# START OF Data for processing

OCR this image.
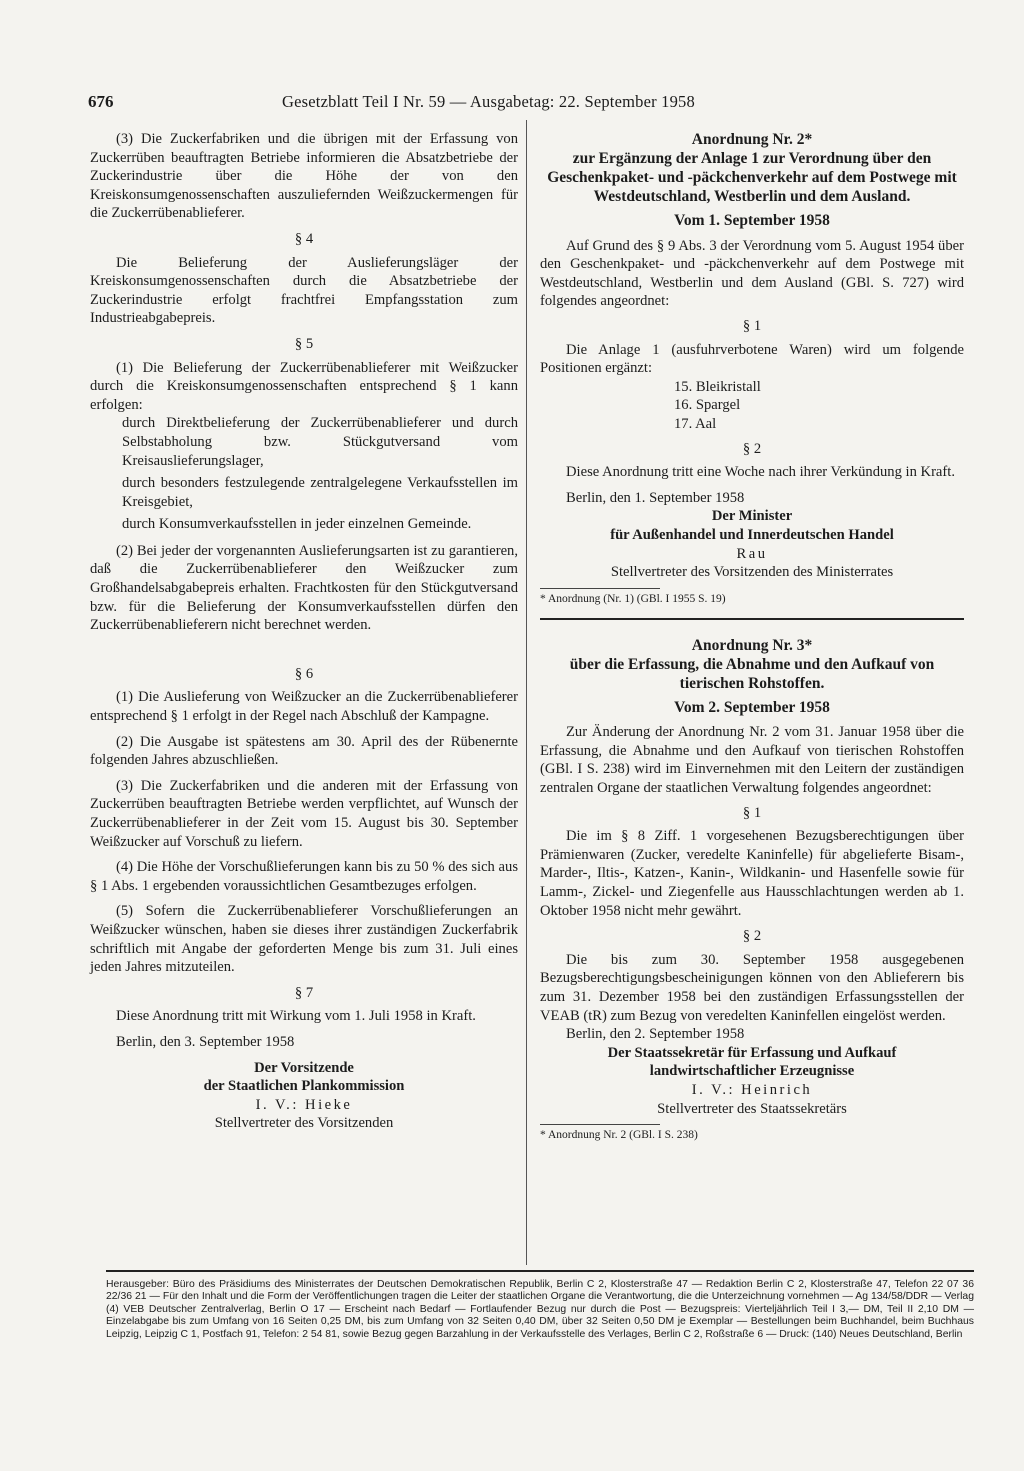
676	Gesetzblatt Teil I Nr. 59 — Ausgabetag: 22. September 1958

(3) Die Zuckerfabriken und die übrigen mit der Erfassung von Zuckerrüben beauftragten Betriebe informieren die Absatzbetriebe der Zuckerindustrie über die Höhe der von den Kreiskonsumgenossenschaften auszuliefernden Weißzuckermengen für die Zuckerrübenablieferer.

§ 4

Die Belieferung der Auslieferungsläger der Kreiskonsumgenossenschaften durch die Absatzbetriebe der Zuckerindustrie erfolgt frachtfrei Empfangsstation zum Industrieabgabepreis.

§ 5

(1) Die Belieferung der Zuckerrübenablieferer mit Weißzucker durch die Kreiskonsumgenossenschaften entsprechend § 1 kann erfolgen:

durch Direktbelieferung der Zuckerrübenablieferer und durch Selbstabholung bzw. Stückgutversand vom Kreisauslieferungslager,
durch besonders festzulegende zentralgelegene Verkaufsstellen im Kreisgebiet,
durch Konsumverkaufsstellen in jeder einzelnen Gemeinde.

(2) Bei jeder der vorgenannten Auslieferungsarten ist zu garantieren, daß die Zuckerrübenablieferer den Weißzucker zum Großhandelsabgabepreis erhalten. Frachtkosten für den Stückgutversand bzw. für die Belieferung der Konsumverkaufsstellen dürfen den Zuckerrübenablieferern nicht berechnet werden.

§ 6

(1) Die Auslieferung von Weißzucker an die Zuckerrübenablieferer entsprechend § 1 erfolgt in der Regel nach Abschluß der Kampagne.

(2) Die Ausgabe ist spätestens am 30. April des der Rübenernte folgenden Jahres abzuschließen.

(3) Die Zuckerfabriken und die anderen mit der Erfassung von Zuckerrüben beauftragten Betriebe werden verpflichtet, auf Wunsch der Zuckerrübenablieferer in der Zeit vom 15. August bis 30. September Weißzucker auf Vorschuß zu liefern.

(4) Die Höhe der Vorschußlieferungen kann bis zu 50 % des sich aus § 1 Abs. 1 ergebenden voraussichtlichen Gesamtbezuges erfolgen.

(5) Sofern die Zuckerrübenablieferer Vorschußlieferungen an Weißzucker wünschen, haben sie dieses ihrer zuständigen Zuckerfabrik schriftlich mit Angabe der geforderten Menge bis zum 31. Juli eines jeden Jahres mitzuteilen.

§ 7

Diese Anordnung tritt mit Wirkung vom 1. Juli 1958 in Kraft.

Berlin, den 3. September 1958

Der Vorsitzende
der Staatlichen Plankommission
I. V.: Hieke
Stellvertreter des Vorsitzenden
Anordnung Nr. 2*
zur Ergänzung der Anlage 1 zur Verordnung über den Geschenkpaket- und -päckchenverkehr auf dem Postwege mit Westdeutschland, Westberlin und dem Ausland.
Vom 1. September 1958

Auf Grund des § 9 Abs. 3 der Verordnung vom 5. August 1954 über den Geschenkpaket- und -päckchenverkehr auf dem Postwege mit Westdeutschland, Westberlin und dem Ausland (GBl. S. 727) wird folgendes angeordnet:

§ 1

Die Anlage 1 (ausfuhrverbotene Waren) wird um folgende Positionen ergänzt:

15. Bleikristall
16. Spargel
17. Aal
§ 2

Diese Anordnung tritt eine Woche nach ihrer Verkündung in Kraft.

Berlin, den 1. September 1958

Der Minister
für Außenhandel und Innerdeutschen Handel
Rau
Stellvertreter des Vorsitzenden des Ministerrates
* Anordnung (Nr. 1) (GBl. I 1955 S. 19)
Anordnung Nr. 3*
über die Erfassung, die Abnahme und den Aufkauf von tierischen Rohstoffen.
Vom 2. September 1958

Zur Änderung der Anordnung Nr. 2 vom 31. Januar 1958 über die Erfassung, die Abnahme und den Aufkauf von tierischen Rohstoffen (GBl. I S. 238) wird im Einvernehmen mit den Leitern der zuständigen zentralen Organe der staatlichen Verwaltung folgendes angeordnet:

§ 1

Die im § 8 Ziff. 1 vorgesehenen Bezugsberechtigungen über Prämienwaren (Zucker, veredelte Kaninfelle) für abgelieferte Bisam-, Marder-, Iltis-, Katzen-, Kanin-, Wildkanin- und Hasenfelle sowie für Lamm-, Zickel- und Ziegenfelle aus Hausschlachtungen werden ab 1. Oktober 1958 nicht mehr gewährt.

§ 2

Die bis zum 30. September 1958 ausgegebenen Bezugsberechtigungsbescheinigungen können von den Ablieferern bis zum 31. Dezember 1958 bei den zuständigen Erfassungsstellen der VEAB (tR) zum Bezug von veredelten Kaninfellen eingelöst werden.

Berlin, den 2. September 1958

Der Staatssekretär für Erfassung und Aufkauf
landwirtschaftlicher Erzeugnisse
I. V.: Heinrich
Stellvertreter des Staatssekretärs
* Anordnung Nr. 2 (GBl. I S. 238)
Herausgeber: Büro des Präsidiums des Ministerrates der Deutschen Demokratischen Republik, Berlin C 2, Klosterstraße 47 — Redaktion Berlin C 2, Klosterstraße 47, Telefon 22 07 36 22/36 21 — Für den Inhalt und die Form der Veröffentlichungen tragen die Leiter der staatlichen Organe die Verantwortung, die die Unterzeichnung vornehmen — Ag 134/58/DDR — Verlag (4) VEB Deutscher Zentralverlag, Berlin O 17 — Erscheint nach Bedarf — Fortlaufender Bezug nur durch die Post — Bezugspreis: Vierteljährlich Teil I 3,— DM, Teil II 2,10 DM — Einzelabgabe bis zum Umfang von 16 Seiten 0,25 DM, bis zum Umfang von 32 Seiten 0,40 DM, über 32 Seiten 0,50 DM je Exemplar — Bestellungen beim Buchhandel, beim Buchhaus Leipzig, Leipzig C 1, Postfach 91, Telefon: 2 54 81, sowie Bezug gegen Barzahlung in der Verkaufsstelle des Verlages, Berlin C 2, Roßstraße 6 — Druck: (140) Neues Deutschland, Berlin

# END OF Data for processing

Aim of the exercise: Report the number of lines containing the string "Vorsitzenden" and add nothing to it.

Expected output: 2